::: Input for this task
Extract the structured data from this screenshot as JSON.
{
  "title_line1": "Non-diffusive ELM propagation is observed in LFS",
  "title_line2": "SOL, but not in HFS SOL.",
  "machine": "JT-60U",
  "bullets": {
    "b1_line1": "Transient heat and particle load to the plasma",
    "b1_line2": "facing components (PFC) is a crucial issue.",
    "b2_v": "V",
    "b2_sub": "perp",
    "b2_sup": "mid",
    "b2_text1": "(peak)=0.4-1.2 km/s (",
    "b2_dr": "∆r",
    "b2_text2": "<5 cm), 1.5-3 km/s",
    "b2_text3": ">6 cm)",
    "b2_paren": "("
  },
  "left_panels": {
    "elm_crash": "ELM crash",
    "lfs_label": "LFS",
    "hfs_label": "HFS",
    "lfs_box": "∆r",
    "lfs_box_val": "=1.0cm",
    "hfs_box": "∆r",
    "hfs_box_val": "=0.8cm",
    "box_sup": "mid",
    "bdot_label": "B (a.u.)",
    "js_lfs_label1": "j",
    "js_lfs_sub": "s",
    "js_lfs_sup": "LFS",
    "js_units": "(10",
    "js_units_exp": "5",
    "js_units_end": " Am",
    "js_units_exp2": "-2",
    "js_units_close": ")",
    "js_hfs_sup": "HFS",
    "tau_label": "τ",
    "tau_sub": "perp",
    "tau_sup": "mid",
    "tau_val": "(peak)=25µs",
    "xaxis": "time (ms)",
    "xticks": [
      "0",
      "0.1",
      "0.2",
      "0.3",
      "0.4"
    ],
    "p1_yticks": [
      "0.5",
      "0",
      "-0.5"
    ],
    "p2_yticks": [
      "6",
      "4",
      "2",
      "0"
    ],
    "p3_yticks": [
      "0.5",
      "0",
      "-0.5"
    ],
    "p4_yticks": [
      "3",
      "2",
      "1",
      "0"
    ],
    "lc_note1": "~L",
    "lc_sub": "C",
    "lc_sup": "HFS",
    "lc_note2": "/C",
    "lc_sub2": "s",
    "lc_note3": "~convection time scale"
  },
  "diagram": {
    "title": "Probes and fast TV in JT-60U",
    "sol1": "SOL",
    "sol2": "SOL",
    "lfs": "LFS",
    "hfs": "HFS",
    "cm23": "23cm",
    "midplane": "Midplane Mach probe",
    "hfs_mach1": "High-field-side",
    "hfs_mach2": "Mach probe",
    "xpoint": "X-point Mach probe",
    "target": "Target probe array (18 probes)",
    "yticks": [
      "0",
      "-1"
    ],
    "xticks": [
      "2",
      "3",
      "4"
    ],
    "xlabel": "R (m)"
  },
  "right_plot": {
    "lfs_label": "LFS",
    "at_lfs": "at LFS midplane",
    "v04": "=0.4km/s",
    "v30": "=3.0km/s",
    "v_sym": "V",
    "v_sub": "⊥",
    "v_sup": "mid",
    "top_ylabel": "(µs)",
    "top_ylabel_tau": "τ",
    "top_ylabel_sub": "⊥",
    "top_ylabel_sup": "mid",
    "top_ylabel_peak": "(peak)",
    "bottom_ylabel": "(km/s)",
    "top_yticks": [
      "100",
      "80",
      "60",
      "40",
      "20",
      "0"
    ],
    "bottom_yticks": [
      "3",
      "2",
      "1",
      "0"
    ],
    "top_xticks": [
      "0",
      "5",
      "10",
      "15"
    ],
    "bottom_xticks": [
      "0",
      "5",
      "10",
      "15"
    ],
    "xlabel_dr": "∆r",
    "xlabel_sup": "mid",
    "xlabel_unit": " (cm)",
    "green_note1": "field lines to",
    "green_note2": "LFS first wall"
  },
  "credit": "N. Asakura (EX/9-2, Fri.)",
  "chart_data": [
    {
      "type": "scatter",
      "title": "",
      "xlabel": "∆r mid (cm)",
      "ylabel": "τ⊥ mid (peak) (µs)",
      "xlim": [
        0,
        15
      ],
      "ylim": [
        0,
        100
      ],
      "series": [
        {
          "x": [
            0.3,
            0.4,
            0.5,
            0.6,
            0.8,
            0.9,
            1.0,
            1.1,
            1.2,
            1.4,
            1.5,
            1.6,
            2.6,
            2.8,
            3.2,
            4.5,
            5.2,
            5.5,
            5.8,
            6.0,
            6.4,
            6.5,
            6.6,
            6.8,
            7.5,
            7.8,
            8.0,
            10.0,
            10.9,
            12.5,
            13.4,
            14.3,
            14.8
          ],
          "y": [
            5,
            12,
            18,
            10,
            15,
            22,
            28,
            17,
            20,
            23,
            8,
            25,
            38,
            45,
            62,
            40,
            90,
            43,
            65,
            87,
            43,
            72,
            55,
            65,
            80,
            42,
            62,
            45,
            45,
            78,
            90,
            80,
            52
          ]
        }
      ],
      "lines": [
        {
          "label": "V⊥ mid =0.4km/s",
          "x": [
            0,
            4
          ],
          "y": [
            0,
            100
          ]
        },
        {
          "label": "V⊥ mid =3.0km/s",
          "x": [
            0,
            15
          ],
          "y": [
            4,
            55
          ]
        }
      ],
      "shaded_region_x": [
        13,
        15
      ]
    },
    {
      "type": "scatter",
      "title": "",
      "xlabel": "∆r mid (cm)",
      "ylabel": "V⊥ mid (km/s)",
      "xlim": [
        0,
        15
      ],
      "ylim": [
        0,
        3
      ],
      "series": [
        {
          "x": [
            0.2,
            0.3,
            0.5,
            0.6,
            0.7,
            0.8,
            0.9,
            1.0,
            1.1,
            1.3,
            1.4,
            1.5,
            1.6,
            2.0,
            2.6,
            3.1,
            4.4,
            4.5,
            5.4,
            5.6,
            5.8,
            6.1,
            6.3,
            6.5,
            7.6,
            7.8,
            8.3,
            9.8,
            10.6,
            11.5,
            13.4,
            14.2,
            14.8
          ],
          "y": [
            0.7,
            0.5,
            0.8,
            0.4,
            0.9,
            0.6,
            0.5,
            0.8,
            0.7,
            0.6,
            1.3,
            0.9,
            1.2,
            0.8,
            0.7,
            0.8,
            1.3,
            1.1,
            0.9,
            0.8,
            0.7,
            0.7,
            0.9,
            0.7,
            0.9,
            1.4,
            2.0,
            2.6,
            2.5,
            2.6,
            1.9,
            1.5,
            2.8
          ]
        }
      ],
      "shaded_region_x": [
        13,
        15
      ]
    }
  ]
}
::::::
Directions :: Would you reproduce all the entries exactly?

Written answer ::
Extract the structured data from this screenshot as JSON.
{
  "title_line1": "Non-diffusive ELM propagation is observed in LFS",
  "title_line2": "SOL, but not in HFS SOL.",
  "machine": "JT-60U",
  "bullets": {
    "b1_line1": "Transient heat and particle load to the plasma",
    "b1_line2": "facing components (PFC) is a crucial issue.",
    "b2_v": "V",
    "b2_sub": "perp",
    "b2_sup": "mid",
    "b2_text1": "(peak)=0.4-1.2 km/s (",
    "b2_dr": "∆r",
    "b2_text2": "<5 cm), 1.5-3 km/s",
    "b2_text3": ">6 cm)",
    "b2_paren": "("
  },
  "left_panels": {
    "elm_crash": "ELM crash",
    "lfs_label": "LFS",
    "hfs_label": "HFS",
    "lfs_box": "∆r",
    "lfs_box_val": "=1.0cm",
    "hfs_box": "∆r",
    "hfs_box_val": "=0.8cm",
    "box_sup": "mid",
    "bdot_label": "B (a.u.)",
    "js_lfs_label1": "j",
    "js_lfs_sub": "s",
    "js_lfs_sup": "LFS",
    "js_units": "(10",
    "js_units_exp": "5",
    "js_units_end": " Am",
    "js_units_exp2": "-2",
    "js_units_close": ")",
    "js_hfs_sup": "HFS",
    "tau_label": "τ",
    "tau_sub": "perp",
    "tau_sup": "mid",
    "tau_val": "(peak)=25µs",
    "xaxis": "time (ms)",
    "xticks": [
      "0",
      "0.1",
      "0.2",
      "0.3",
      "0.4"
    ],
    "p1_yticks": [
      "0.5",
      "0",
      "-0.5"
    ],
    "p2_yticks": [
      "6",
      "4",
      "2",
      "0"
    ],
    "p3_yticks": [
      "0.5",
      "0",
      "-0.5"
    ],
    "p4_yticks": [
      "3",
      "2",
      "1",
      "0"
    ],
    "lc_note1": "~L",
    "lc_sub": "C",
    "lc_sup": "HFS",
    "lc_note2": "/C",
    "lc_sub2": "s",
    "lc_note3": "~convection time scale"
  },
  "diagram": {
    "title": "Probes and fast TV in JT-60U",
    "sol1": "SOL",
    "sol2": "SOL",
    "lfs": "LFS",
    "hfs": "HFS",
    "cm23": "23cm",
    "midplane": "Midplane Mach probe",
    "hfs_mach1": "High-field-side",
    "hfs_mach2": "Mach probe",
    "xpoint": "X-point Mach probe",
    "target": "Target probe array (18 probes)",
    "yticks": [
      "0",
      "-1"
    ],
    "xticks": [
      "2",
      "3",
      "4"
    ],
    "xlabel": "R (m)"
  },
  "right_plot": {
    "lfs_label": "LFS",
    "at_lfs": "at LFS midplane",
    "v04": "=0.4km/s",
    "v30": "=3.0km/s",
    "v_sym": "V",
    "v_sub": "⊥",
    "v_sup": "mid",
    "top_ylabel": "(µs)",
    "top_ylabel_tau": "τ",
    "top_ylabel_sub": "⊥",
    "top_ylabel_sup": "mid",
    "top_ylabel_peak": "(peak)",
    "bottom_ylabel": "(km/s)",
    "top_yticks": [
      "100",
      "80",
      "60",
      "40",
      "20",
      "0"
    ],
    "bottom_yticks": [
      "3",
      "2",
      "1",
      "0"
    ],
    "top_xticks": [
      "0",
      "5",
      "10",
      "15"
    ],
    "bottom_xticks": [
      "0",
      "5",
      "10",
      "15"
    ],
    "xlabel_dr": "∆r",
    "xlabel_sup": "mid",
    "xlabel_unit": " (cm)",
    "green_note1": "field lines to",
    "green_note2": "LFS first wall"
  },
  "credit": "N. Asakura (EX/9-2, Fri.)",
  "chart_data": [
    {
      "type": "scatter",
      "title": "",
      "xlabel": "∆r mid (cm)",
      "ylabel": "τ⊥ mid (peak) (µs)",
      "xlim": [
        0,
        15
      ],
      "ylim": [
        0,
        100
      ],
      "series": [
        {
          "x": [
            0.3,
            0.4,
            0.5,
            0.6,
            0.8,
            0.9,
            1.0,
            1.1,
            1.2,
            1.4,
            1.5,
            1.6,
            2.6,
            2.8,
            3.2,
            4.5,
            5.2,
            5.5,
            5.8,
            6.0,
            6.4,
            6.5,
            6.6,
            6.8,
            7.5,
            7.8,
            8.0,
            10.0,
            10.9,
            12.5,
            13.4,
            14.3,
            14.8
          ],
          "y": [
            5,
            12,
            18,
            10,
            15,
            22,
            28,
            17,
            20,
            23,
            8,
            25,
            38,
            45,
            62,
            40,
            90,
            43,
            65,
            87,
            43,
            72,
            55,
            65,
            80,
            42,
            62,
            45,
            45,
            78,
            90,
            80,
            52
          ]
        }
      ],
      "lines": [
        {
          "label": "V⊥ mid =0.4km/s",
          "x": [
            0,
            4
          ],
          "y": [
            0,
            100
          ]
        },
        {
          "label": "V⊥ mid =3.0km/s",
          "x": [
            0,
            15
          ],
          "y": [
            4,
            55
          ]
        }
      ],
      "shaded_region_x": [
        13,
        15
      ]
    },
    {
      "type": "scatter",
      "title": "",
      "xlabel": "∆r mid (cm)",
      "ylabel": "V⊥ mid (km/s)",
      "xlim": [
        0,
        15
      ],
      "ylim": [
        0,
        3
      ],
      "series": [
        {
          "x": [
            0.2,
            0.3,
            0.5,
            0.6,
            0.7,
            0.8,
            0.9,
            1.0,
            1.1,
            1.3,
            1.4,
            1.5,
            1.6,
            2.0,
            2.6,
            3.1,
            4.4,
            4.5,
            5.4,
            5.6,
            5.8,
            6.1,
            6.3,
            6.5,
            7.6,
            7.8,
            8.3,
            9.8,
            10.6,
            11.5,
            13.4,
            14.2,
            14.8
          ],
          "y": [
            0.7,
            0.5,
            0.8,
            0.4,
            0.9,
            0.6,
            0.5,
            0.8,
            0.7,
            0.6,
            1.3,
            0.9,
            1.2,
            0.8,
            0.7,
            0.8,
            1.3,
            1.1,
            0.9,
            0.8,
            0.7,
            0.7,
            0.9,
            0.7,
            0.9,
            1.4,
            2.0,
            2.6,
            2.5,
            2.6,
            1.9,
            1.5,
            2.8
          ]
        }
      ],
      "shaded_region_x": [
        13,
        15
      ]
    }
  ]
}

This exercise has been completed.